= Problem requirements =
All of the data below must be repeated exactly.

= Collection entries =
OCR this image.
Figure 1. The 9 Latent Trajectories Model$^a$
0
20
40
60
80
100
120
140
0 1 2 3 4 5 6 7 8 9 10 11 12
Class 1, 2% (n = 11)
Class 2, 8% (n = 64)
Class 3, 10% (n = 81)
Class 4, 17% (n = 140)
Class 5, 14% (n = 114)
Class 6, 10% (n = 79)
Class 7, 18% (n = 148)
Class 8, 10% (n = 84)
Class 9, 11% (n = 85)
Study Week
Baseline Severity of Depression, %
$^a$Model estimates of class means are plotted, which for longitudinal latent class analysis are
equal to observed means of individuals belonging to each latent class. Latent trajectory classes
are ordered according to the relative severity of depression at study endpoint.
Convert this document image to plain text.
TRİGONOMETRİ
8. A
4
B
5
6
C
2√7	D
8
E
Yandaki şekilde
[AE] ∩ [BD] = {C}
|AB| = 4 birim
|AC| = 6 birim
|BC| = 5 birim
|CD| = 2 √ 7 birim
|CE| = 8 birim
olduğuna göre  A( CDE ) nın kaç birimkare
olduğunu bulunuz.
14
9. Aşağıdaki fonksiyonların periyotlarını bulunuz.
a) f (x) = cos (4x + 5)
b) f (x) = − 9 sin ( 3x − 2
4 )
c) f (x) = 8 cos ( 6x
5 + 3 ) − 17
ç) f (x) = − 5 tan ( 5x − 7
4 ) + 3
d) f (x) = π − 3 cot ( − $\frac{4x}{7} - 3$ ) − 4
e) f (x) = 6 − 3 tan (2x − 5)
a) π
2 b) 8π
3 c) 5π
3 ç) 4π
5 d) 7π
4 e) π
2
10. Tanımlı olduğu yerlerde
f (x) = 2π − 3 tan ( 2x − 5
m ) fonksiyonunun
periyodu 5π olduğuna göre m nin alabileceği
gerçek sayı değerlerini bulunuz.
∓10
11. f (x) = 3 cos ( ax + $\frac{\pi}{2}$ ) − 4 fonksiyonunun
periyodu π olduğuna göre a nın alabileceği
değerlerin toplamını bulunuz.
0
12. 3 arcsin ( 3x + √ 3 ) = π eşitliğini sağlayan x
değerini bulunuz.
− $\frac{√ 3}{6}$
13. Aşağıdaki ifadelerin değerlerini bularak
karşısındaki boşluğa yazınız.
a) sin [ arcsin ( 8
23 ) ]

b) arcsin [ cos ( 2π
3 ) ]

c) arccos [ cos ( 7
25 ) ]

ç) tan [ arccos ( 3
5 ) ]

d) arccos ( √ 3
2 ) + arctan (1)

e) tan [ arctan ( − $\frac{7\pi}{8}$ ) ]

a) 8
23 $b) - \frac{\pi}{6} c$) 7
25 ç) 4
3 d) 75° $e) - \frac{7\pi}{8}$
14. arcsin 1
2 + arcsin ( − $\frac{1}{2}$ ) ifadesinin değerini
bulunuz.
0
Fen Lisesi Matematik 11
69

= Solution for this task =
OCR this image.
Figure 1. The 9 Latent Trajectories Model$^a$
0
20
40
60
80
100
120
140
0 1 2 3 4 5 6 7 8 9 10 11 12
Class 1, 2% (n = 11)
Class 2, 8% (n = 64)
Class 3, 10% (n = 81)
Class 4, 17% (n = 140)
Class 5, 14% (n = 114)
Class 6, 10% (n = 79)
Class 7, 18% (n = 148)
Class 8, 10% (n = 84)
Class 9, 11% (n = 85)
Study Week
Baseline Severity of Depression, %
$^a$Model estimates of class means are plotted, which for longitudinal latent class analysis are
equal to observed means of individuals belonging to each latent class. Latent trajectory classes
are ordered according to the relative severity of depression at study endpoint.
Convert this document image to plain text.
TRİGONOMETRİ
8. A
4
B
5
6
C
2√7	D
8
E
Yandaki şekilde
[AE] ∩ [BD] = {C}
|AB| = 4 birim
|AC| = 6 birim
|BC| = 5 birim
|CD| = 2 √ 7 birim
|CE| = 8 birim
olduğuna göre  A( CDE ) nın kaç birimkare
olduğunu bulunuz.
14
9. Aşağıdaki fonksiyonların periyotlarını bulunuz.
a) f (x) = cos (4x + 5)
b) f (x) = − 9 sin ( 3x − 2
4 )
c) f (x) = 8 cos ( 6x
5 + 3 ) − 17
ç) f (x) = − 5 tan ( 5x − 7
4 ) + 3
d) f (x) = π − 3 cot ( − $\frac{4x}{7} - 3$ ) − 4
e) f (x) = 6 − 3 tan (2x − 5)
a) π
2 b) 8π
3 c) 5π
3 ç) 4π
5 d) 7π
4 e) π
2
10. Tanımlı olduğu yerlerde
f (x) = 2π − 3 tan ( 2x − 5
m ) fonksiyonunun
periyodu 5π olduğuna göre m nin alabileceği
gerçek sayı değerlerini bulunuz.
∓10
11. f (x) = 3 cos ( ax + $\frac{\pi}{2}$ ) − 4 fonksiyonunun
periyodu π olduğuna göre a nın alabileceği
değerlerin toplamını bulunuz.
0
12. 3 arcsin ( 3x + √ 3 ) = π eşitliğini sağlayan x
değerini bulunuz.
− $\frac{√ 3}{6}$
13. Aşağıdaki ifadelerin değerlerini bularak
karşısındaki boşluğa yazınız.
a) sin [ arcsin ( 8
23 ) ]

b) arcsin [ cos ( 2π
3 ) ]

c) arccos [ cos ( 7
25 ) ]

ç) tan [ arccos ( 3
5 ) ]

d) arccos ( √ 3
2 ) + arctan (1)

e) tan [ arctan ( − $\frac{7\pi}{8}$ ) ]

a) 8
23 $b) - \frac{\pi}{6} c$) 7
25 ç) 4
3 d) 75° $e) - \frac{7\pi}{8}$
14. arcsin 1
2 + arcsin ( − $\frac{1}{2}$ ) ifadesinin değerini
bulunuz.
0
Fen Lisesi Matematik 11
69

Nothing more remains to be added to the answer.